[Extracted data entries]
[Begin]

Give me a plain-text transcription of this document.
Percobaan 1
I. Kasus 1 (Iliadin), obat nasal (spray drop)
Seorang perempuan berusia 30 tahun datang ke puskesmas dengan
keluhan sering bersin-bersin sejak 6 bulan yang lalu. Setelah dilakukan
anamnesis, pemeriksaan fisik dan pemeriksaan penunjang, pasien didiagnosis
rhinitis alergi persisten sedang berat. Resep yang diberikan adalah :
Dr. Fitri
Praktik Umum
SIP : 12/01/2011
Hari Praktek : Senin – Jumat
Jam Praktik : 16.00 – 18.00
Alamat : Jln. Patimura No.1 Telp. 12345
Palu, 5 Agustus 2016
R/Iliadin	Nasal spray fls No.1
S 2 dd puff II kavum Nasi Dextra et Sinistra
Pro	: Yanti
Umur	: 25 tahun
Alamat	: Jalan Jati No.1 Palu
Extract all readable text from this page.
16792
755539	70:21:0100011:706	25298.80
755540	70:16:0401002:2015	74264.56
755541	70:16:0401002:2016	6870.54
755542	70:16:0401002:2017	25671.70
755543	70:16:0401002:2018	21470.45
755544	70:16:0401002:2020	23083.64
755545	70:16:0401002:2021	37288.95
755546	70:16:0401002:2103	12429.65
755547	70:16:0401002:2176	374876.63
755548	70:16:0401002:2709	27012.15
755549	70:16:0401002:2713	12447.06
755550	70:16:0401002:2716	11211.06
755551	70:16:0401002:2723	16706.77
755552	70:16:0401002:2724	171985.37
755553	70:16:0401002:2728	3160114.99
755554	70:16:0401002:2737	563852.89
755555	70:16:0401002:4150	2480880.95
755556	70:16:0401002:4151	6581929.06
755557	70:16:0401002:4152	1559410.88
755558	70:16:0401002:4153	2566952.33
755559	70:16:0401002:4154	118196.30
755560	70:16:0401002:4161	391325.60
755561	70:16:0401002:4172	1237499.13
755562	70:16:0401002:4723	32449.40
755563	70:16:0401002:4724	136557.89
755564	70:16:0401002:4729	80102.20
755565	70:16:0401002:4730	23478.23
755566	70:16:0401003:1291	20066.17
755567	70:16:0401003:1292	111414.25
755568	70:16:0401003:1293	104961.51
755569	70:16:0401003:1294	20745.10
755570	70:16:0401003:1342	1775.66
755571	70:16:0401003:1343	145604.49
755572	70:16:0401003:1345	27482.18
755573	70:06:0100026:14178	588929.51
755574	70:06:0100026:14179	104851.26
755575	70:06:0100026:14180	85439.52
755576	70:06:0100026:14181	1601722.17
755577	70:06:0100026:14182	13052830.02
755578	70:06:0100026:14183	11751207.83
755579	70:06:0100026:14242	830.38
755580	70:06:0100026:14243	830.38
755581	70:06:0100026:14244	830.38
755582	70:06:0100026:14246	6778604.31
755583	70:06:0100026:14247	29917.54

[End]

- **What you have to do**
Would you give the material above again, complete and exact?

- **Answer to this problem**
Give me a plain-text transcription of this document.
Percobaan 1
I. Kasus 1 (Iliadin), obat nasal (spray drop)
Seorang perempuan berusia 30 tahun datang ke puskesmas dengan
keluhan sering bersin-bersin sejak 6 bulan yang lalu. Setelah dilakukan
anamnesis, pemeriksaan fisik dan pemeriksaan penunjang, pasien didiagnosis
rhinitis alergi persisten sedang berat. Resep yang diberikan adalah :
Dr. Fitri
Praktik Umum
SIP : 12/01/2011
Hari Praktek : Senin – Jumat
Jam Praktik : 16.00 – 18.00
Alamat : Jln. Patimura No.1 Telp. 12345
Palu, 5 Agustus 2016
R/Iliadin	Nasal spray fls No.1
S 2 dd puff II kavum Nasi Dextra et Sinistra
Pro	: Yanti
Umur	: 25 tahun
Alamat	: Jalan Jati No.1 Palu
Extract all readable text from this page.
16792
755539	70:21:0100011:706	25298.80
755540	70:16:0401002:2015	74264.56
755541	70:16:0401002:2016	6870.54
755542	70:16:0401002:2017	25671.70
755543	70:16:0401002:2018	21470.45
755544	70:16:0401002:2020	23083.64
755545	70:16:0401002:2021	37288.95
755546	70:16:0401002:2103	12429.65
755547	70:16:0401002:2176	374876.63
755548	70:16:0401002:2709	27012.15
755549	70:16:0401002:2713	12447.06
755550	70:16:0401002:2716	11211.06
755551	70:16:0401002:2723	16706.77
755552	70:16:0401002:2724	171985.37
755553	70:16:0401002:2728	3160114.99
755554	70:16:0401002:2737	563852.89
755555	70:16:0401002:4150	2480880.95
755556	70:16:0401002:4151	6581929.06
755557	70:16:0401002:4152	1559410.88
755558	70:16:0401002:4153	2566952.33
755559	70:16:0401002:4154	118196.30
755560	70:16:0401002:4161	391325.60
755561	70:16:0401002:4172	1237499.13
755562	70:16:0401002:4723	32449.40
755563	70:16:0401002:4724	136557.89
755564	70:16:0401002:4729	80102.20
755565	70:16:0401002:4730	23478.23
755566	70:16:0401003:1291	20066.17
755567	70:16:0401003:1292	111414.25
755568	70:16:0401003:1293	104961.51
755569	70:16:0401003:1294	20745.10
755570	70:16:0401003:1342	1775.66
755571	70:16:0401003:1343	145604.49
755572	70:16:0401003:1345	27482.18
755573	70:06:0100026:14178	588929.51
755574	70:06:0100026:14179	104851.26
755575	70:06:0100026:14180	85439.52
755576	70:06:0100026:14181	1601722.17
755577	70:06:0100026:14182	13052830.02
755578	70:06:0100026:14183	11751207.83
755579	70:06:0100026:14242	830.38
755580	70:06:0100026:14243	830.38
755581	70:06:0100026:14244	830.38
755582	70:06:0100026:14246	6778604.31
755583	70:06:0100026:14247	29917.54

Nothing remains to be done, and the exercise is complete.